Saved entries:
##############################

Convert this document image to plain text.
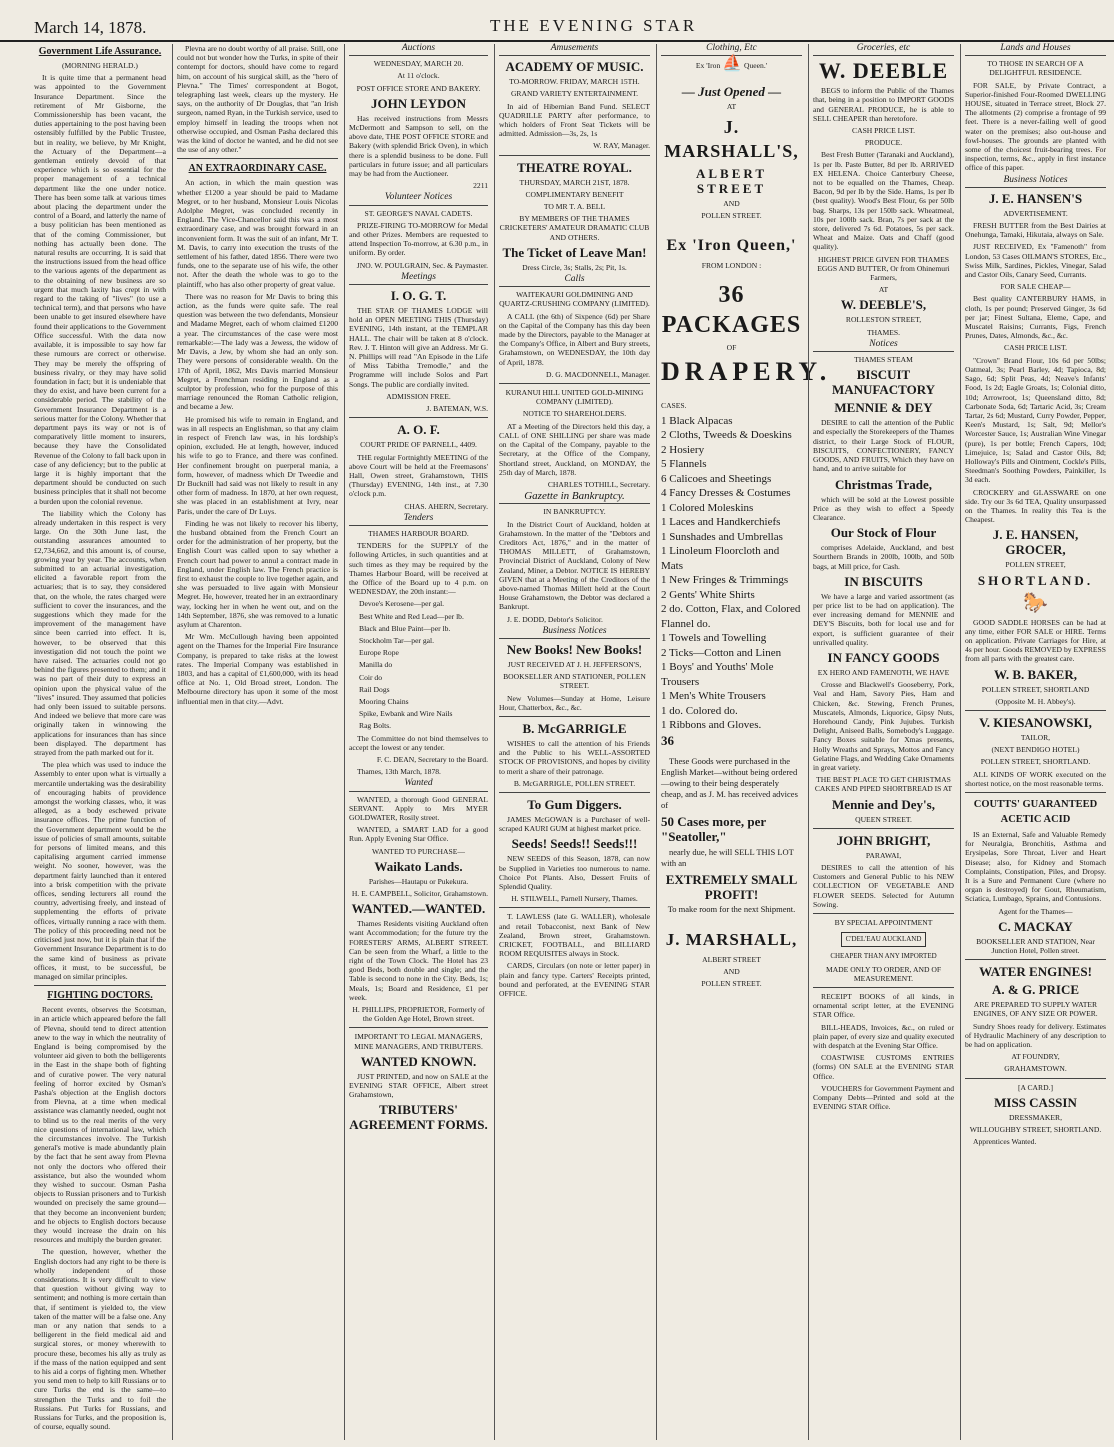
March 14, 1878.	THE EVENING STAR
Government Life Assurance.

(MORNING HERALD.)

It is quite time that a permanent head was appointed to the Government Insurance Department. Since the retirement of Mr Gisborne, the Commissionership has been vacant, the duties appertaining to the post having been ostensibly fulfilled by the Public Trustee, but in reality, we believe, by Mr Knight, the Actuary of the Department—a gentleman entirely devoid of that experience which is so essential for the proper management of a technical department like the one under notice. There has been some talk at various times about placing the department under the control of a Board, and latterly the name of a busy politician has been mentioned as that of the coming Commissioner, but nothing has actually been done. The natural results are occurring. It is said that the instructions issued from the head office to the various agents of the department as to the obtaining of new business are so urgent that much laxity has crept in with regard to the taking of "lives" (to use a technical term), and that persons who have been unable to get insured elsewhere have found their applications to the Government Office successful. With the data now available, it is impossible to say how far these rumours are correct or otherwise. They may be merely the offspring of business rivalry, or they may have solid foundation in fact; but it is undeniable that they do exist, and have been current for a considerable period. The stability of the Government Insurance Department is a serious matter for the Colony. Whether that department pays its way or not is of comparatively little moment to insurers, because they have the Consolidated Revenue of the Colony to fall back upon in case of any deficiency; but to the public at large it is highly important that the department should be conducted on such business principles that it shall not become a burden upon the colonial revenue.

The liability which the Colony has already undertaken in this respect is very large. On the 30th June last, the outstanding assurances amounted to £2,734,662, and this amount is, of course, growing year by year. The accounts, when submitted to an actuarial investigation, elicited a favorable report from the actuaries; that is to say, they considered that, on the whole, the rates charged were sufficient to cover the insurances, and the suggestions which they made for the improvement of the management have since been carried into effect. It is, however, to be observed that this investigation did not touch the point we have raised. The actuaries could not go behind the figures presented to them; and it was no part of their duty to express an opinion upon the physical value of the "lives" insured. They assumed that policies had only been issued to suitable persons. And indeed we believe that more care was originally taken in winnowing the applications for insurances than has since been displayed. The department has strayed from the path marked out for it.

The plea which was used to induce the Assembly to enter upon what is virtually a mercantile undertaking was the desirability of encouraging habits of providence amongst the working classes, who, it was alleged, as a body eschewed private insurance offices. The prime function of the Government department would be the issue of policies of small amounts, suitable for persons of limited means, and this capitalising argument carried immense weight. No sooner, however, was the department fairly launched than it entered into a brisk competition with the private offices, sending lecturers all round the country, advertising freely, and instead of supplementing the efforts of private offices, virtually running a race with them. The policy of this proceeding need not be criticised just now, but it is plain that if the Government Insurance Department is to do the same kind of business as private offices, it must, to be successful, be managed on similar principles.

FIGHTING DOCTORS.

Recent events, observes the Scotsman, in an article which appeared before the fall of Plevna, should tend to direct attention anew to the way in which the neutrality of England is being compromised by the volunteer aid given to both the belligerents in the East in the shape both of fighting and of curative power. The very natural feeling of horror excited by Osman's Pasha's objection at the English doctors from Plevna, at a time when medical assistance was clamantly needed, ought not to blind us to the real merits of the very nice questions of international law, which the circumstances involve. The Turkish general's motive is made abundantly plain by the fact that he sent away from Plevna not only the doctors who offered their assistance, but also the wounded whom they wished to succour. Osman Pasha objects to Russian prisoners and to Turkish wounded on precisely the same ground—that they become an inconvenient burden; and he objects to English doctors because they would increase the drain on his resources and multiply the burden greater.

The question, however, whether the English doctors had any right to be there is wholly independent of those considerations. It is very difficult to view that question without giving way to sentiment; and nothing is more certain than that, if sentiment is yielded to, the view taken of the matter will be a false one. Any man or any nation that sends to a belligerent in the field medical aid and surgical stores, or money wherewith to procure these, becomes his ally as truly as if the mass of the nation equipped and sent to his aid a corps of fighting men. Whether you send men to help to kill Russians or to cure Turks the end is the same—to strengthen the Turks and to foil the Russians. Put Turks for Russians, and Russians for Turks, and the proposition is, of course, equally sound.

Plevna are no doubt worthy of all praise. Still, one could not but wonder how the Turks, in spite of their contempt for doctors, should have come to regard him, on account of his surgical skill, as the "hero of Plevna." The Times' correspondent at Bogot, telegraphing last week, clears up the mystery. He says, on the authority of Dr Douglas, that "an Irish surgeon, named Ryan, in the Turkish service, used to employ himself in leading the troops when not otherwise occupied, and Osman Pasha declared this was the kind of doctor he wanted, and he did not see the use of any other."

AN EXTRAORDINARY CASE.

An action, in which the main question was whether £1200 a year should be paid to Madame Megret, or to her husband, Monsieur Louis Nicolas Adolphe Megret, was concluded recently in England. The Vice-Chancellor said this was a most extraordinary case, and was brought forward in an inconvenient form. It was the suit of an infant, Mr T. M. Davis, to carry into execution the trusts of the settlement of his father, dated 1856. There were two funds, one to the separate use of his wife, the other not. After the death the whole was to go to the plaintiff, who has also other property of great value.

There was no reason for Mr Davis to bring this action, as the funds were quite safe. The real question was between the two defendants, Monsieur and Madame Megret, each of whom claimed £1200 a year. The circumstances of the case were most remarkable:—The lady was a Jewess, the widow of Mr Davis, a Jew, by whom she had an only son. They were persons of considerable wealth. On the 17th of April, 1862, Mrs Davis married Monsieur Megret, a Frenchman residing in England as a sculptor by profession, who for the purpose of this marriage renounced the Roman Catholic religion, and became a Jew.

He promised his wife to remain in England, and was in all respects an Englishman, so that any claim in respect of French law was, in his lordship's opinion, excluded. He at length, however, induced his wife to go to France, and there was confined. Her confinement brought on puerperal mania, a form, however, of madness which Dr Tweedie and Dr Bucknill had said was not likely to result in any other form of madness. In 1870, at her own request, she was placed in an establishment at Ivry, near Paris, under the care of Dr Luys.

Finding he was not likely to recover his liberty, the husband obtained from the French Court an order for the administration of her property, but the English Court was called upon to say whether a French court had power to annul a contract made in England, under English law. The French practice is first to exhaust the couple to live together again, and she was persuaded to live again with Monsieur Megret. He, however, treated her in an extraordinary way, locking her in when he went out, and on the 14th September, 1876, she was removed to a lunatic asylum at Charenton.

Mr Wm. McCullough having been appointed agent on the Thames for the Imperial Fire Insurance Company, is prepared to take risks at the lowest rates. The Imperial Company was established in 1803, and has a capital of £1,600,000, with its head office at No. 1, Old Broad street, London. The Melbourne directory has upon it some of the most influential men in that city.—Advt.

Auctions

WEDNESDAY, MARCH 20.

At 11 o'clock.

POST OFFICE STORE AND BAKERY.

JOHN LEYDON

Has received instructions from Messrs McDermott and Sampson to sell, on the above date, THE POST OFFICE STORE and Bakery (with splendid Brick Oven), in which there is a splendid business to be done. Full particulars in future issue; and all particulars may be had from the Auctioneer.

2211

Volunteer Notices

ST. GEORGE'S NAVAL CADETS.

PRIZE-FIRING TO-MORROW for Medal and other Prizes. Members are requested to attend Inspection To-morrow, at 6.30 p.m., in uniform. By order.

JNO. W. POULGRAIN, Sec. & Paymaster.

Meetings

I. O. G. T.

THE STAR OF THAMES LODGE will hold an OPEN MEETING THIS (Thursday) EVENING, 14th instant, at the TEMPLAR HALL. The chair will be taken at 8 o'clock. Rev. J. T. Hinton will give an Address. Mr G. N. Phillips will read "An Episode in the Life of Miss Tabitha Tremodle," and the Programme will include Solos and Part Songs. The public are cordially invited.

ADMISSION FREE.

J. BATEMAN, W.S.

A. O. F.

COURT PRIDE OF PARNELL, 4409.

THE regular Fortnightly MEETING of the above Court will be held at the Freemasons' Hall, Owen street, Grahamstown, THIS (Thursday) EVENING, 14th inst., at 7.30 o'clock p.m.

CHAS. AHERN, Secretary.

Tenders

THAMES HARBOUR BOARD.

TENDERS for the SUPPLY of the following Articles, in such quantities and at such times as they may be required by the Thames Harbour Board, will be received at the Office of the Board up to 4 p.m. on WEDNESDAY, the 20th instant:—

Devoe's Kerosene—per gal.

Best White and Red Lead—per lb.

Black and Blue Paint—per lb.

Stockholm Tar—per gal.

Europe Rope

Manilla do

Coir do

Rail Dogs

Mooring Chains

Spike, Ewbank and Wire Nails

Rag Bolts.

The Committee do not bind themselves to accept the lowest or any tender.

F. C. DEAN, Secretary to the Board.

Thames, 13th March, 1878.

Wanted

WANTED, a thorough Good GENERAL SERVANT. Apply to Mrs MYER GOLDWATER, Rosily street.

WANTED, a SMART LAD for a good Run. Apply Evening Star Office.

WANTED TO PURCHASE—

Waikato Lands.

Parishes—Hautapu or Pukekura.

H. E. CAMPBELL, Solicitor, Grahamstown.

WANTED.—WANTED.

Thames Residents visiting Auckland often want Accommodation; for the future try the FORESTERS' ARMS, ALBERT STREET. Can be seen from the Wharf, a little to the right of the Town Clock. The Hotel has 23 good Beds, both double and single; and the Table is second to none in the City. Beds, 1s; Meals, 1s; Board and Residence, £1 per week.

H. PHILLIPS, PROPRIETOR, Formerly of the Golden Age Hotel, Brown street.

IMPORTANT TO LEGAL MANAGERS, MINE MANAGERS, AND TRIBUTERS.

WANTED KNOWN.

JUST PRINTED, and now on SALE at the EVENING STAR OFFICE, Albert street Grahamstown,

TRIBUTERS' AGREEMENT FORMS.

Amusements

ACADEMY OF MUSIC.

TO-MORROW. FRIDAY, MARCH 15TH.

GRAND VARIETY ENTERTAINMENT.

In aid of Hibernian Band Fund. SELECT QUADRILLE PARTY after performance, to which holders of Front Seat Tickets will be admitted. Admission—3s, 2s, 1s

W. RAY, Manager.

THEATRE ROYAL.

THURSDAY, MARCH 21ST, 1878.

COMPLIMENTARY BENEFIT

TO MR T. A. BELL

BY MEMBERS OF THE THAMES CRICKETERS' AMATEUR DRAMATIC CLUB AND OTHERS.

The Ticket of Leave Man!

Dress Circle, 3s; Stalls, 2s; Pit, 1s.

Calls

WAITEKAURI GOLDMINING AND QUARTZ-CRUSHING COMPANY (LIMITED).

A CALL (the 6th) of Sixpence (6d) per Share on the Capital of the Company has this day been made by the Directors, payable to the Manager at the Company's Office, in Albert and Bury streets, Grahamstown, on WEDNESDAY, the 10th day of April, 1878.

D. G. MACDONNELL, Manager.

KURANUI HILL UNITED GOLD-MINING COMPANY (LIMITED).

NOTICE TO SHAREHOLDERS.

AT a Meeting of the Directors held this day, a CALL of ONE SHILLING per share was made on the Capital of the Company, payable to the Secretary, at the Office of the Company, Shortland street, Auckland, on MONDAY, the 25th day of March, 1878.

CHARLES TOTHILL, Secretary.

Gazette in Bankruptcy.

IN BANKRUPTCY.

In the District Court of Auckland, holden at Grahamstown. In the matter of the "Debtors and Creditors Act, 1876," and in the matter of THOMAS MILLETT, of Grahamstown, Provincial District of Auckland, Colony of New Zealand, Miner, a Debtor. NOTICE IS HEREBY GIVEN that at a Meeting of the Creditors of the above-named Thomas Millett held at the Court House Grahamstown, the Debtor was declared a Bankrupt.

J. E. DODD, Debtor's Solicitor.

Business Notices

New Books! New Books!

JUST RECEIVED AT J. H. JEFFERSON'S,

BOOKSELLER AND STATIONER, POLLEN STREET.

New Volumes—Sunday at Home, Leisure Hour, Chatterbox, &c., &c.

B. McGARRIGLE

WISHES to call the attention of his Friends and the Public to his WELL-ASSORTED STOCK OF PROVISIONS, and hopes by civility to merit a share of their patronage.

B. McGARRIGLE, POLLEN STREET.

To Gum Diggers.

JAMES McGOWAN is a Purchaser of well-scraped KAURI GUM at highest market price.

Seeds! Seeds!! Seeds!!!

NEW SEEDS of this Season, 1878, can now be Supplied in Varieties too numerous to name. Choice Pot Plants. Also, Dessert Fruits of Splendid Quality.

H. STILWELL, Parnell Nursery, Thames.

T. LAWLESS (late G. WALLER), wholesale and retail Tobacconist, next Bank of New Zealand, Brown street, Grahamstown. CRICKET, FOOTBALL, and BILLIARD ROOM REQUISITES always in Stock.

CARDS, Circulars (on note or letter paper) in plain and fancy type. Carters' Receipts printed, bound and perforated, at the EVENING STAR OFFICE.

Clothing, Etc

Ex 'Iron ⛵ Queen.'

— Just Opened —

AT

J. MARSHALL'S,

ALBERT STREET

AND

POLLEN STREET.

Ex 'Iron Queen,'

FROM LONDON :

36 PACKAGES

OF

DRAPERY.

CASES.

1 Black Alpacas

2 Cloths, Tweeds & Doeskins

2 Hosiery

5 Flannels

6 Calicoes and Sheetings

4 Fancy Dresses & Costumes

1 Colored Moleskins

1 Laces and Handkerchiefs

1 Sunshades and Umbrellas

1 Linoleum Floorcloth and Mats

1 New Fringes & Trimmings

2 Gents' White Shirts

2 do. Cotton, Flax, and Colored Flannel do.

1 Towels and Towelling

2 Ticks—Cotton and Linen

1 Boys' and Youths' Mole Trousers

1 Men's White Trousers

1 do. Colored do.

1 Ribbons and Gloves.

36

These Goods were purchased in the English Market—without being ordered—owing to their being desperately cheap, and as J. M. has received advices of

50 Cases more, per "Seatoller,"

nearly due, he will SELL THIS LOT with an

EXTREMELY SMALL PROFIT!

To make room for the next Shipment.

J. MARSHALL,

ALBERT STREET

AND

POLLEN STREET.

Groceries, etc

W. DEEBLE

BEGS to inform the Public of the Thames that, being in a position to IMPORT GOODS and GENERAL PRODUCE, he is able to SELL CHEAPER than heretofore.

CASH PRICE LIST.

PRODUCE.

Best Fresh Butter (Taranaki and Auckland), 1s per lb. Paste Butter, 8d per lb. ARRIVED EX HELENA. Choice Canterbury Cheese, not to be equalled on the Thames, Cheap. Bacon, 9d per lb by the Side. Hams, 1s per lb (best quality). Wood's Best Flour, 6s per 50lb bag. Sharps, 13s per 150lb sack. Wheatmeal, 10s per 100lb sack. Bran, 7s per sack at the store, delivered 7s 6d. Potatoes, 5s per sack. Wheat and Maize. Oats and Chaff (good quality).

HIGHEST PRICE GIVEN FOR THAMES EGGS AND BUTTER, Or from Ohinemuri Farmers,

AT

W. DEEBLE'S,

ROLLESTON STREET,

THAMES.

Notices

THAMES STEAM

BISCUIT MANUFACTORY

MENNIE & DEY

DESIRE to call the attention of the Public and especially the Storekeepers of the Thames district, to their Large Stock of FLOUR, BISCUITS, CONFECTIONERY, FANCY GOODS, AND FRUITS, Which they have on hand, and to arrive suitable for

Christmas Trade,

which will be sold at the Lowest possible Price as they wish to effect a Speedy Clearance.

Our Stock of Flour

comprises Adelaide, Auckland, and best Sourthern Brands in 200lb, 100lb, and 50lb bags, at Mill price, for Cash.

IN BISCUITS

We have a large and varied assortment (as per price list to be had on application). The ever increasing demand for MENNIE and DEY'S Biscuits, both for local use and for export, is sufficient guarantee of their unrivalled quality.

IN FANCY GOODS

EX HERO AND FAMENOTH, WE HAVE

Crosse and Blackwell's Gooseberry, Pork, Veal and Ham, Savory Pies, Ham and Chicken, &c. Stewing, French Prunes, Muscatels, Almonds, Liquorice, Gipsy Nuts, Horehound Candy, Pink Jujubes. Turkish Delight, Aniseed Balls, Somebody's Luggage. Fancy Boxes suitable for Xmas presents, Holly Wreaths and Sprays, Mottos and Fancy Gelatine Flags, and Wedding Cake Ornaments in great variety.

THE BEST PLACE TO GET CHRISTMAS CAKES AND PIPED SHORTBREAD IS AT

Mennie and Dey's,

QUEEN STREET.

JOHN BRIGHT,

PARAWAI,

DESIRES to call the attention of his Customers and General Public to his NEW COLLECTION OF VEGETABLE AND FLOWER SEEDS. Selected for Autumn Sowing.

BY SPECIAL APPOINTMENT

C'DEL'EAU AUCKLAND

CHEAPER THAN ANY IMPORTED

MADE ONLY TO ORDER, AND OF MEASUREMENT.

RECEIPT BOOKS of all kinds, in ornamental script letter, at the EVENING STAR Office.

BILL-HEADS, Invoices, &c., on ruled or plain paper, of every size and quality executed with despatch at the Evening Star Office.

COASTWISE CUSTOMS ENTRIES (forms) ON SALE at the EVENING STAR Office.

VOUCHERS for Government Payment and Company Debts—Printed and sold at the EVENING STAR Office.

Lands and Houses

TO THOSE IN SEARCH OF A DELIGHTFUL RESIDENCE.

FOR SALE, by Private Contract, a Superior-finished Four-Roomed DWELLING HOUSE, situated in Terrace street, Block 27. The allotments (2) comprise a frontage of 99 feet. There is a never-failing well of good water on the premises; also out-house and fowl-houses. The grounds are planted with some of the choicest fruit-bearing trees. For inspection, terms, &c., apply in first instance office of this paper.

Business Notices

J. E. HANSEN'S

ADVERTISEMENT.

FRESH BUTTER from the Best Dairies at Onehunga, Tamaki, Hikutaia, always on Sale.

JUST RECEIVED, Ex "Famenoth" from London, 53 Cases OILMAN'S STORES, Etc., Swiss Milk, Sardines, Pickles, Vinegar, Salad and Castor Oils, Canary Seed, Currants.

FOR SALE CHEAP—

Best quality CANTERBURY HAMS, in cloth, 1s per pound; Preserved Ginger, 3s 6d per jar; Finest Sultana, Eleme, Cape, and Muscatel Raisins; Currants, Figs, French Prunes, Dates, Almonds, &c., &c.

CASH PRICE LIST.

"Crown" Brand Flour, 10s 6d per 50lbs; Oatmeal, 3s; Pearl Barley, 4d; Tapioca, 8d; Sago, 6d; Split Peas, 4d; Neave's Infants' Food, 1s 2d; Eagle Groats, 1s; Colonial ditto, 10d; Arrowroot, 1s; Queensland ditto, 8d; Carbonate Soda, 6d; Tartaric Acid, 3s; Cream Tartar, 2s 6d; Mustard, Curry Powder, Pepper, Keen's Mustard, 1s; Salt, 9d; Mellor's Worcester Sauce, 1s; Australian Wine Vinegar (pure), 1s per bottle; French Capers, 10d; Limejuice, 1s; Salad and Castor Oils, 8d; Holloway's Pills and Ointment, Cockle's Pills, Steedman's Soothing Powders, Painkiller, 1s 3d each.

CROCKERY and GLASSWARE on one side. Try our 3s 6d TEA, Quality unsurpassed on the Thames. In reality this Tea is the Cheapest.

J. E. HANSEN, GROCER,

POLLEN STREET,

SHORTLAND.

🐎

GOOD SADDLE HORSES can be had at any time, either FOR SALE or HIRE. Terms on application. Private Carriages for Hire, at 4s per hour. Goods REMOVED by EXPRESS from all parts with the greatest care.

W. B. BAKER,

POLLEN STREET, SHORTLAND

(Opposite M. H. Abbey's).

V. KIESANOWSKI,

TAILOR,

(NEXT BENDIGO HOTEL)

POLLEN STREET, SHORTLAND.

ALL KINDS OF WORK executed on the shortest notice, on the most reasonable terms.

COUTTS' GUARANTEED ACETIC ACID

IS an External, Safe and Valuable Remedy for Neuralgia, Bronchitis, Asthma and Erysipelas, Sore Throat, Liver and Heart Disease; also, for Kidney and Stomach Complaints, Constipation, Piles, and Dropsy. It is a Sure and Permanent Cure (where no organ is destroyed) for Gout, Rheumatism, Sciatica, Lumbago, Sprains, and Contusions.

Agent for the Thames—

C. MACKAY

BOOKSELLER AND STATION, Near Junction Hotel, Pollen street.

WATER ENGINES!

A. & G. PRICE

ARE PREPARED TO SUPPLY WATER ENGINES, OF ANY SIZE OR POWER.

Sundry Shoes ready for delivery. Estimates of Hydraulic Machinery of any description to be had on application.

AT FOUNDRY,

GRAHAMSTOWN.

[A CARD.]

MISS CASSIN

DRESSMAKER,

WILLOUGHBY STREET, SHORTLAND.

Apprentices Wanted.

##############################

# [TASK DIRECTIONS]
Above are the records. Copy every line in them holding "payable".

# [WRITTEN SOLUTION]
A CALL (the 6th) of Sixpence (6d) per Share on the Capital of the Company has this day been made by the Directors, payable to the Manager at the Company's Office, in Albert and Bury streets, Grahamstown, on WEDNESDAY, the 10th day of April, 1878.
AT a Meeting of the Directors held this day, a CALL of ONE SHILLING per share was made on the Capital of the Company, payable to the Secretary, at the Office of the Company, Shortland street, Auckland, on MONDAY, the 25th day of March, 1878.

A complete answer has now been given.